(To be done)
Please copy all the lines that follow, word for word.

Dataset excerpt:

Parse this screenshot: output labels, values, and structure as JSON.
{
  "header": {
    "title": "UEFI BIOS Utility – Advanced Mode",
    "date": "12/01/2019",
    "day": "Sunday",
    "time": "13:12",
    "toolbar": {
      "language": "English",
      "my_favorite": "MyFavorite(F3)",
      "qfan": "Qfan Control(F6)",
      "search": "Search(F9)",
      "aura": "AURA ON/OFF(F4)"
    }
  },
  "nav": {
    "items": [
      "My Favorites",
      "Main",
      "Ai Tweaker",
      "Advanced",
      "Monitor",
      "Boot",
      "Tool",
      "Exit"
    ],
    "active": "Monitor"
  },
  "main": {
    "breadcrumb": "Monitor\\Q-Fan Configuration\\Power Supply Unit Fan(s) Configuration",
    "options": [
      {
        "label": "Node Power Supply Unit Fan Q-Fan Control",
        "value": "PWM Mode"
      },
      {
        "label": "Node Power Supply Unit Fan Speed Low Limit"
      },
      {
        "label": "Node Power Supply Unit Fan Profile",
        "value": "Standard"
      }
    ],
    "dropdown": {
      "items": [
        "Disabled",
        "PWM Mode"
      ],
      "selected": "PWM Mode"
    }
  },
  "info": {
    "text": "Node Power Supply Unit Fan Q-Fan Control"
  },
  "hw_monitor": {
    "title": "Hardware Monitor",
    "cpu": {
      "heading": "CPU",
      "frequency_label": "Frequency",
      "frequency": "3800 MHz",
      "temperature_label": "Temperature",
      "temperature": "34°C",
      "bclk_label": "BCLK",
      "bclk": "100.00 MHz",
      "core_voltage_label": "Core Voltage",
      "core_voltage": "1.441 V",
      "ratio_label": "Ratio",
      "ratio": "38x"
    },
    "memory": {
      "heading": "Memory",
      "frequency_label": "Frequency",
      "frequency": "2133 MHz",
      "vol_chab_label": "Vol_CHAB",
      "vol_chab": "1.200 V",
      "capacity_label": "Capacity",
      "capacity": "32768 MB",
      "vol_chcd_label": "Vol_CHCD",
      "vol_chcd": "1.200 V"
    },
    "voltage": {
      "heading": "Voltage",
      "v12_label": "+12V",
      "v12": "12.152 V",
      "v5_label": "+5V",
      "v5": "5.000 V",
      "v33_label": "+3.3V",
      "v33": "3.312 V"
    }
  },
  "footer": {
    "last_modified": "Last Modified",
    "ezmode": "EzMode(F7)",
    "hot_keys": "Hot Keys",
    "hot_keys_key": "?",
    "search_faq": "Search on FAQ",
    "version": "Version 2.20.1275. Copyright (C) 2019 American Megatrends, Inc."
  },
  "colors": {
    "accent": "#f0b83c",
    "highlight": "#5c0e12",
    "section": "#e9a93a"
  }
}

(In response)
Parse this screenshot: output labels, values, and structure as JSON.
{
  "header": {
    "title": "UEFI BIOS Utility – Advanced Mode",
    "date": "12/01/2019",
    "day": "Sunday",
    "time": "13:12",
    "toolbar": {
      "language": "English",
      "my_favorite": "MyFavorite(F3)",
      "qfan": "Qfan Control(F6)",
      "search": "Search(F9)",
      "aura": "AURA ON/OFF(F4)"
    }
  },
  "nav": {
    "items": [
      "My Favorites",
      "Main",
      "Ai Tweaker",
      "Advanced",
      "Monitor",
      "Boot",
      "Tool",
      "Exit"
    ],
    "active": "Monitor"
  },
  "main": {
    "breadcrumb": "Monitor\\Q-Fan Configuration\\Power Supply Unit Fan(s) Configuration",
    "options": [
      {
        "label": "Node Power Supply Unit Fan Q-Fan Control",
        "value": "PWM Mode"
      },
      {
        "label": "Node Power Supply Unit Fan Speed Low Limit"
      },
      {
        "label": "Node Power Supply Unit Fan Profile",
        "value": "Standard"
      }
    ],
    "dropdown": {
      "items": [
        "Disabled",
        "PWM Mode"
      ],
      "selected": "PWM Mode"
    }
  },
  "info": {
    "text": "Node Power Supply Unit Fan Q-Fan Control"
  },
  "hw_monitor": {
    "title": "Hardware Monitor",
    "cpu": {
      "heading": "CPU",
      "frequency_label": "Frequency",
      "frequency": "3800 MHz",
      "temperature_label": "Temperature",
      "temperature": "34°C",
      "bclk_label": "BCLK",
      "bclk": "100.00 MHz",
      "core_voltage_label": "Core Voltage",
      "core_voltage": "1.441 V",
      "ratio_label": "Ratio",
      "ratio": "38x"
    },
    "memory": {
      "heading": "Memory",
      "frequency_label": "Frequency",
      "frequency": "2133 MHz",
      "vol_chab_label": "Vol_CHAB",
      "vol_chab": "1.200 V",
      "capacity_label": "Capacity",
      "capacity": "32768 MB",
      "vol_chcd_label": "Vol_CHCD",
      "vol_chcd": "1.200 V"
    },
    "voltage": {
      "heading": "Voltage",
      "v12_label": "+12V",
      "v12": "12.152 V",
      "v5_label": "+5V",
      "v5": "5.000 V",
      "v33_label": "+3.3V",
      "v33": "3.312 V"
    }
  },
  "footer": {
    "last_modified": "Last Modified",
    "ezmode": "EzMode(F7)",
    "hot_keys": "Hot Keys",
    "hot_keys_key": "?",
    "search_faq": "Search on FAQ",
    "version": "Version 2.20.1275. Copyright (C) 2019 American Megatrends, Inc."
  },
  "colors": {
    "accent": "#f0b83c",
    "highlight": "#5c0e12",
    "section": "#e9a93a"
  }
}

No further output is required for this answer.